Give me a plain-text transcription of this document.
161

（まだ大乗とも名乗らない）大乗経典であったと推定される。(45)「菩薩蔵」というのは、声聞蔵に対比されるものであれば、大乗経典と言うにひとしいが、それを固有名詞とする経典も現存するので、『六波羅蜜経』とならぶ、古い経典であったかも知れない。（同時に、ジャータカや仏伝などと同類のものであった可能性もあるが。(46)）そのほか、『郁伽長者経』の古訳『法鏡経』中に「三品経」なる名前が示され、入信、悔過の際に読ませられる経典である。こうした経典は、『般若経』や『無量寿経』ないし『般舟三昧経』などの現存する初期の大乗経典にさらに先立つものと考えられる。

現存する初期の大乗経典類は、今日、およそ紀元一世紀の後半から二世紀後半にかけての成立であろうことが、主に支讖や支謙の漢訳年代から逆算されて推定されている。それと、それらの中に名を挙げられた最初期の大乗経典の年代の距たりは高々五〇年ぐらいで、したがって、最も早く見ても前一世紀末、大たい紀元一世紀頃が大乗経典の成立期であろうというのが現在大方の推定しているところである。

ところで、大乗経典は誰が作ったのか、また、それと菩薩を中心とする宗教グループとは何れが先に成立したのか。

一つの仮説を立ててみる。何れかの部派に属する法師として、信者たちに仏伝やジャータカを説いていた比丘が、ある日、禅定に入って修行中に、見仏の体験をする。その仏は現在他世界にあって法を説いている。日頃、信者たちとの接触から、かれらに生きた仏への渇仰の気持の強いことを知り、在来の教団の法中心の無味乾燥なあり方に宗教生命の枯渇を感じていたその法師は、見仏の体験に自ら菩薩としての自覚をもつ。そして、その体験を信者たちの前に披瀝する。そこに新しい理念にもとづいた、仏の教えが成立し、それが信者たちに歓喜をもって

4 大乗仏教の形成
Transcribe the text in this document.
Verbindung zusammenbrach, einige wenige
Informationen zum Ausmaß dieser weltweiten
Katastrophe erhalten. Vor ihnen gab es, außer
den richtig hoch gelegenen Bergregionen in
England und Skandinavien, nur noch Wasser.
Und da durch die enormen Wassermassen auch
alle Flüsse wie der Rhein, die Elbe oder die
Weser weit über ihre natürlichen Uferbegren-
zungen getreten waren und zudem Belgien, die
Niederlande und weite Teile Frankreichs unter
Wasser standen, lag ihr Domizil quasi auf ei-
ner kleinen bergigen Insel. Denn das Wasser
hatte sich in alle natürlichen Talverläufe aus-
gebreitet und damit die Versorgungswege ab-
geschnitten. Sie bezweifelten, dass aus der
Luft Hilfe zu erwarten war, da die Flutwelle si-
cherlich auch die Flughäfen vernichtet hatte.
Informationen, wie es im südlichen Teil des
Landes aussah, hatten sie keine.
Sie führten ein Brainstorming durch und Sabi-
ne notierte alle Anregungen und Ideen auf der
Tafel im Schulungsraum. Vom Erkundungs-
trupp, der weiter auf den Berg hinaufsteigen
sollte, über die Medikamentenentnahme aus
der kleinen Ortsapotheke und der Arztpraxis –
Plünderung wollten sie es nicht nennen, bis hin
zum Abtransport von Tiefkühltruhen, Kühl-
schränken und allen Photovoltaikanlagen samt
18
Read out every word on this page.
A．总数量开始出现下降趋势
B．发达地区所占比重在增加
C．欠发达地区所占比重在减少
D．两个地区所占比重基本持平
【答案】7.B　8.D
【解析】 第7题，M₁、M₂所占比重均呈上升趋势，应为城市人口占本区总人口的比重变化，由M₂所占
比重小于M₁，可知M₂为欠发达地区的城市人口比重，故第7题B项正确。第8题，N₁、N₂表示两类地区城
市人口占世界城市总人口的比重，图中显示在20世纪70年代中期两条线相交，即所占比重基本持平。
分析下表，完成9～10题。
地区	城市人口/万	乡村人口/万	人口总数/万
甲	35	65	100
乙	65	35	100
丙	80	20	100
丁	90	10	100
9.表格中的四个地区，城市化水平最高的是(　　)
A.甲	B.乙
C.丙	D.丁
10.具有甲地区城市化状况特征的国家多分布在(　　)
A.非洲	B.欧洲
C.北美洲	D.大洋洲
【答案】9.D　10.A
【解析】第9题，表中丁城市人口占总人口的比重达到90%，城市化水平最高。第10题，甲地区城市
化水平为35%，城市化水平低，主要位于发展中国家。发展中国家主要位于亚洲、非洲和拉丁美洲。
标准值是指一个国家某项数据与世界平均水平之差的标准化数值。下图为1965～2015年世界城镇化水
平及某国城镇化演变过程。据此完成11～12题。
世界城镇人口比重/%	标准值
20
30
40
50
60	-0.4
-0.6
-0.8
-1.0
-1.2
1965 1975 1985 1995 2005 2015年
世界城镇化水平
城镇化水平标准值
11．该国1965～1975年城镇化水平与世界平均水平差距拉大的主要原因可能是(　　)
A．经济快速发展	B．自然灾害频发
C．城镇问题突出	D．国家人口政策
◇ ◇ ◇
Using the listing above, retype each line exactly.

* The solution *
Give me a plain-text transcription of this document.
161

（まだ大乗とも名乗らない）大乗経典であったと推定される。(45)「菩薩蔵」というのは、声聞蔵に対比されるものであれば、大乗経典と言うにひとしいが、それを固有名詞とする経典も現存するので、『六波羅蜜経』とならぶ、古い経典であったかも知れない。（同時に、ジャータカや仏伝などと同類のものであった可能性もあるが。(46)）そのほか、『郁伽長者経』の古訳『法鏡経』中に「三品経」なる名前が示され、入信、悔過の際に読ませられる経典である。こうした経典は、『般若経』や『無量寿経』ないし『般舟三昧経』などの現存する初期の大乗経典にさらに先立つものと考えられる。

現存する初期の大乗経典類は、今日、およそ紀元一世紀の後半から二世紀後半にかけての成立であろうことが、主に支讖や支謙の漢訳年代から逆算されて推定されている。それと、それらの中に名を挙げられた最初期の大乗経典の年代の距たりは高々五〇年ぐらいで、したがって、最も早く見ても前一世紀末、大たい紀元一世紀頃が大乗経典の成立期であろうというのが現在大方の推定しているところである。

ところで、大乗経典は誰が作ったのか、また、それと菩薩を中心とする宗教グループとは何れが先に成立したのか。

一つの仮説を立ててみる。何れかの部派に属する法師として、信者たちに仏伝やジャータカを説いていた比丘が、ある日、禅定に入って修行中に、見仏の体験をする。その仏は現在他世界にあって法を説いている。日頃、信者たちとの接触から、かれらに生きた仏への渇仰の気持の強いことを知り、在来の教団の法中心の無味乾燥なあり方に宗教生命の枯渇を感じていたその法師は、見仏の体験に自ら菩薩としての自覚をもつ。そして、その体験を信者たちの前に披瀝する。そこに新しい理念にもとづいた、仏の教えが成立し、それが信者たちに歓喜をもって

4 大乗仏教の形成
Transcribe the text in this document.
Verbindung zusammenbrach, einige wenige
Informationen zum Ausmaß dieser weltweiten
Katastrophe erhalten. Vor ihnen gab es, außer
den richtig hoch gelegenen Bergregionen in
England und Skandinavien, nur noch Wasser.
Und da durch die enormen Wassermassen auch
alle Flüsse wie der Rhein, die Elbe oder die
Weser weit über ihre natürlichen Uferbegren-
zungen getreten waren und zudem Belgien, die
Niederlande und weite Teile Frankreichs unter
Wasser standen, lag ihr Domizil quasi auf ei-
ner kleinen bergigen Insel. Denn das Wasser
hatte sich in alle natürlichen Talverläufe aus-
gebreitet und damit die Versorgungswege ab-
geschnitten. Sie bezweifelten, dass aus der
Luft Hilfe zu erwarten war, da die Flutwelle si-
cherlich auch die Flughäfen vernichtet hatte.
Informationen, wie es im südlichen Teil des
Landes aussah, hatten sie keine.
Sie führten ein Brainstorming durch und Sabi-
ne notierte alle Anregungen und Ideen auf der
Tafel im Schulungsraum. Vom Erkundungs-
trupp, der weiter auf den Berg hinaufsteigen
sollte, über die Medikamentenentnahme aus
der kleinen Ortsapotheke und der Arztpraxis –
Plünderung wollten sie es nicht nennen, bis hin
zum Abtransport von Tiefkühltruhen, Kühl-
schränken und allen Photovoltaikanlagen samt
18
Read out every word on this page.
A．总数量开始出现下降趋势
B．发达地区所占比重在增加
C．欠发达地区所占比重在减少
D．两个地区所占比重基本持平
【答案】7.B　8.D
【解析】 第7题，M₁、M₂所占比重均呈上升趋势，应为城市人口占本区总人口的比重变化，由M₂所占
比重小于M₁，可知M₂为欠发达地区的城市人口比重，故第7题B项正确。第8题，N₁、N₂表示两类地区城
市人口占世界城市总人口的比重，图中显示在20世纪70年代中期两条线相交，即所占比重基本持平。
分析下表，完成9～10题。
地区	城市人口/万	乡村人口/万	人口总数/万
甲	35	65	100
乙	65	35	100
丙	80	20	100
丁	90	10	100
9.表格中的四个地区，城市化水平最高的是(　　)
A.甲	B.乙
C.丙	D.丁
10.具有甲地区城市化状况特征的国家多分布在(　　)
A.非洲	B.欧洲
C.北美洲	D.大洋洲
【答案】9.D　10.A
【解析】第9题，表中丁城市人口占总人口的比重达到90%，城市化水平最高。第10题，甲地区城市
化水平为35%，城市化水平低，主要位于发展中国家。发展中国家主要位于亚洲、非洲和拉丁美洲。
标准值是指一个国家某项数据与世界平均水平之差的标准化数值。下图为1965～2015年世界城镇化水
平及某国城镇化演变过程。据此完成11～12题。
世界城镇人口比重/%	标准值
20
30
40
50
60	-0.4
-0.6
-0.8
-1.0
-1.2
1965 1975 1985 1995 2005 2015年
世界城镇化水平
城镇化水平标准值
11．该国1965～1975年城镇化水平与世界平均水平差距拉大的主要原因可能是(　　)
A．经济快速发展	B．自然灾害频发
C．城镇问题突出	D．国家人口政策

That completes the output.